## START DATASET CONTENT

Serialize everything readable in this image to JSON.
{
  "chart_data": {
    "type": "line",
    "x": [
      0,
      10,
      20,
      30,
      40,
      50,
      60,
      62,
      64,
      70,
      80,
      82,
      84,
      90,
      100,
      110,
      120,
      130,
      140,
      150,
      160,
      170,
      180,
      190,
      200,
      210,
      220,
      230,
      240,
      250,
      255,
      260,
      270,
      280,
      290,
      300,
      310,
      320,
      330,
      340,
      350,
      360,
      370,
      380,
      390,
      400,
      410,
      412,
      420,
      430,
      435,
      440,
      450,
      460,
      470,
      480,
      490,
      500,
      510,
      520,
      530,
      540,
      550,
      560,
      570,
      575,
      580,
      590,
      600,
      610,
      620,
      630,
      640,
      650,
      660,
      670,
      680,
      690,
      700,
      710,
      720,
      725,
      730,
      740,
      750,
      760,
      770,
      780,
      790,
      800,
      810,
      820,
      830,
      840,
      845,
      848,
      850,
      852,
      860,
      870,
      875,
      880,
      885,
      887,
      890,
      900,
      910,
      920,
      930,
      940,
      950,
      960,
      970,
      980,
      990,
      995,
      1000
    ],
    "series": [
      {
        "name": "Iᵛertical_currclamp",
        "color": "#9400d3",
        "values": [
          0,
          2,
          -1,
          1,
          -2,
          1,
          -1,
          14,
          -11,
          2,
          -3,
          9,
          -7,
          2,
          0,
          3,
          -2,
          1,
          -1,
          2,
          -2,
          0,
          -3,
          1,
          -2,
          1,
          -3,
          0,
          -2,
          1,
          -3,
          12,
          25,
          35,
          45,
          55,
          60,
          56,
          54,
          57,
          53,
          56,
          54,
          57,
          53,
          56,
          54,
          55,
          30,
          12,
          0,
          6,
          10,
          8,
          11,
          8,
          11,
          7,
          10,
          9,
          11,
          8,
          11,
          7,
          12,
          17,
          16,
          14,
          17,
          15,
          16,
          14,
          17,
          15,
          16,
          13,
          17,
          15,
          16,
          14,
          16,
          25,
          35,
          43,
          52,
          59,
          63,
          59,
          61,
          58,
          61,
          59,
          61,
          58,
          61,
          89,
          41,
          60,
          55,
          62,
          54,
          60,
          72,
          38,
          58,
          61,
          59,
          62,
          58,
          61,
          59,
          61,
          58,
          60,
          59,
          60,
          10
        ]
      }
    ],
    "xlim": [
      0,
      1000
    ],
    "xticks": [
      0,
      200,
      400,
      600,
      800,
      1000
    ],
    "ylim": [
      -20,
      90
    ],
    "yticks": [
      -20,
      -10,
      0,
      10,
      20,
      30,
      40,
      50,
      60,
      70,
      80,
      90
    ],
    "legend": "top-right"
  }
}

## END DATASET CONTENT

▸ **CHALLENGE**
Repeat the records above exactly.

▸ **RESULT OF THIS EXERCISE**
Serialize everything readable in this image to JSON.
{
  "chart_data": {
    "type": "line",
    "x": [
      0,
      10,
      20,
      30,
      40,
      50,
      60,
      62,
      64,
      70,
      80,
      82,
      84,
      90,
      100,
      110,
      120,
      130,
      140,
      150,
      160,
      170,
      180,
      190,
      200,
      210,
      220,
      230,
      240,
      250,
      255,
      260,
      270,
      280,
      290,
      300,
      310,
      320,
      330,
      340,
      350,
      360,
      370,
      380,
      390,
      400,
      410,
      412,
      420,
      430,
      435,
      440,
      450,
      460,
      470,
      480,
      490,
      500,
      510,
      520,
      530,
      540,
      550,
      560,
      570,
      575,
      580,
      590,
      600,
      610,
      620,
      630,
      640,
      650,
      660,
      670,
      680,
      690,
      700,
      710,
      720,
      725,
      730,
      740,
      750,
      760,
      770,
      780,
      790,
      800,
      810,
      820,
      830,
      840,
      845,
      848,
      850,
      852,
      860,
      870,
      875,
      880,
      885,
      887,
      890,
      900,
      910,
      920,
      930,
      940,
      950,
      960,
      970,
      980,
      990,
      995,
      1000
    ],
    "series": [
      {
        "name": "Iᵛertical_currclamp",
        "color": "#9400d3",
        "values": [
          0,
          2,
          -1,
          1,
          -2,
          1,
          -1,
          14,
          -11,
          2,
          -3,
          9,
          -7,
          2,
          0,
          3,
          -2,
          1,
          -1,
          2,
          -2,
          0,
          -3,
          1,
          -2,
          1,
          -3,
          0,
          -2,
          1,
          -3,
          12,
          25,
          35,
          45,
          55,
          60,
          56,
          54,
          57,
          53,
          56,
          54,
          57,
          53,
          56,
          54,
          55,
          30,
          12,
          0,
          6,
          10,
          8,
          11,
          8,
          11,
          7,
          10,
          9,
          11,
          8,
          11,
          7,
          12,
          17,
          16,
          14,
          17,
          15,
          16,
          14,
          17,
          15,
          16,
          13,
          17,
          15,
          16,
          14,
          16,
          25,
          35,
          43,
          52,
          59,
          63,
          59,
          61,
          58,
          61,
          59,
          61,
          58,
          61,
          89,
          41,
          60,
          55,
          62,
          54,
          60,
          72,
          38,
          58,
          61,
          59,
          62,
          58,
          61,
          59,
          61,
          58,
          60,
          59,
          60,
          10
        ]
      }
    ],
    "xlim": [
      0,
      1000
    ],
    "xticks": [
      0,
      200,
      400,
      600,
      800,
      1000
    ],
    "ylim": [
      -20,
      90
    ],
    "yticks": [
      -20,
      -10,
      0,
      10,
      20,
      30,
      40,
      50,
      60,
      70,
      80,
      90
    ],
    "legend": "top-right"
  }
}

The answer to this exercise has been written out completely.